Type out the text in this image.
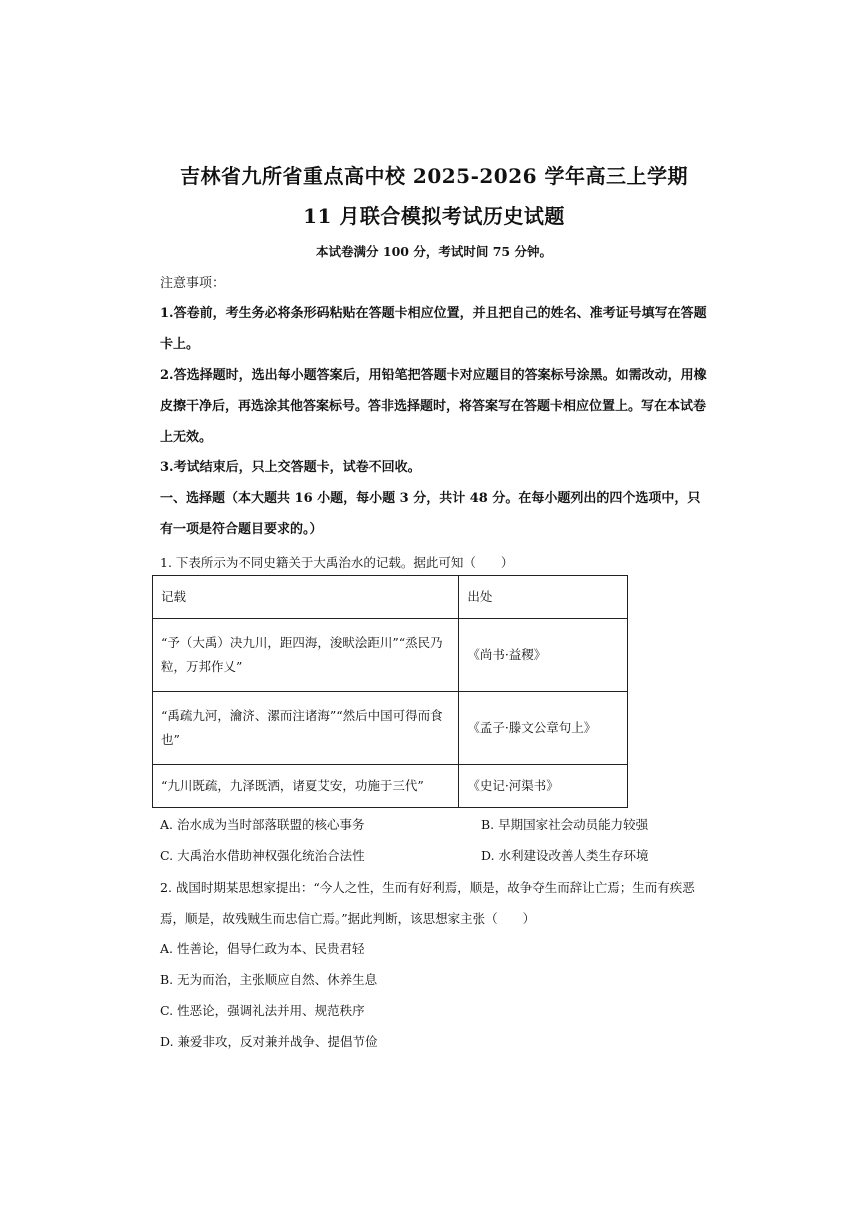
吉林省九所省重点高中校 2025-2026 学年高三上学期
11 月联合模拟考试历史试题
本试卷满分 100 分，考试时间 75 分钟。
注意事项：
1.答卷前，考生务必将条形码粘贴在答题卡相应位置，并且把自己的姓名、准考证号填写在答题卡上。
2.答选择题时，选出每小题答案后，用铅笔把答题卡对应题目的答案标号涂黑。如需改动，用橡皮擦干净后，再选涂其他答案标号。答非选择题时，将答案写在答题卡相应位置上。写在本试卷上无效。
3.考试结束后，只上交答题卡，试卷不回收。
一、选择题（本大题共 16 小题，每小题 3 分，共计 48 分。在每小题列出的四个选项中，只有一项是符合题目要求的。）
1. 下表所示为不同史籍关于大禹治水的记载。据此可知（　　）
记载	出处
“予（大禹）决九川，距四海，浚畎浍距川”“烝民乃粒，万邦作乂”	《尚书·益稷》
“禹疏九河，瀹济、漯而注诸海”“然后中国可得而食也”	《孟子·滕文公章句上》
“九川既疏，九泽既洒，诸夏艾安，功施于三代”	《史记·河渠书》
A. 治水成为当时部落联盟的核心事务	B. 早期国家社会动员能力较强
C. 大禹治水借助神权强化统治合法性	D. 水利建设改善人类生存环境
2. 战国时期某思想家提出：“今人之性，生而有好利焉，顺是，故争夺生而辞让亡焉；生而有疾恶焉，顺是，故残贼生而忠信亡焉。”据此判断，该思想家主张（　　）
A. 性善论，倡导仁政为本、民贵君轻
B. 无为而治，主张顺应自然、休养生息
C. 性恶论，强调礼法并用、规范秩序
D. 兼爱非攻，反对兼并战争、提倡节俭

Exercise objective: Write the records out once more, exactly as they appear, with no pictures.

Response for this exercise:
Type out the text in this image.
吉林省九所省重点高中校 2025-2026 学年高三上学期
11 月联合模拟考试历史试题
本试卷满分 100 分，考试时间 75 分钟。
注意事项：
1.答卷前，考生务必将条形码粘贴在答题卡相应位置，并且把自己的姓名、准考证号填写在答题卡上。
2.答选择题时，选出每小题答案后，用铅笔把答题卡对应题目的答案标号涂黑。如需改动，用橡皮擦干净后，再选涂其他答案标号。答非选择题时，将答案写在答题卡相应位置上。写在本试卷上无效。
3.考试结束后，只上交答题卡，试卷不回收。
一、选择题（本大题共 16 小题，每小题 3 分，共计 48 分。在每小题列出的四个选项中，只有一项是符合题目要求的。）
1. 下表所示为不同史籍关于大禹治水的记载。据此可知（　　）
记载	出处
“予（大禹）决九川，距四海，浚畎浍距川”“烝民乃粒，万邦作乂”	《尚书·益稷》
“禹疏九河，瀹济、漯而注诸海”“然后中国可得而食也”	《孟子·滕文公章句上》
“九川既疏，九泽既洒，诸夏艾安，功施于三代”	《史记·河渠书》
A. 治水成为当时部落联盟的核心事务	B. 早期国家社会动员能力较强
C. 大禹治水借助神权强化统治合法性	D. 水利建设改善人类生存环境
2. 战国时期某思想家提出：“今人之性，生而有好利焉，顺是，故争夺生而辞让亡焉；生而有疾恶焉，顺是，故残贼生而忠信亡焉。”据此判断，该思想家主张（　　）
A. 性善论，倡导仁政为本、民贵君轻
B. 无为而治，主张顺应自然、休养生息
C. 性恶论，强调礼法并用、规范秩序
D. 兼爱非攻，反对兼并战争、提倡节俭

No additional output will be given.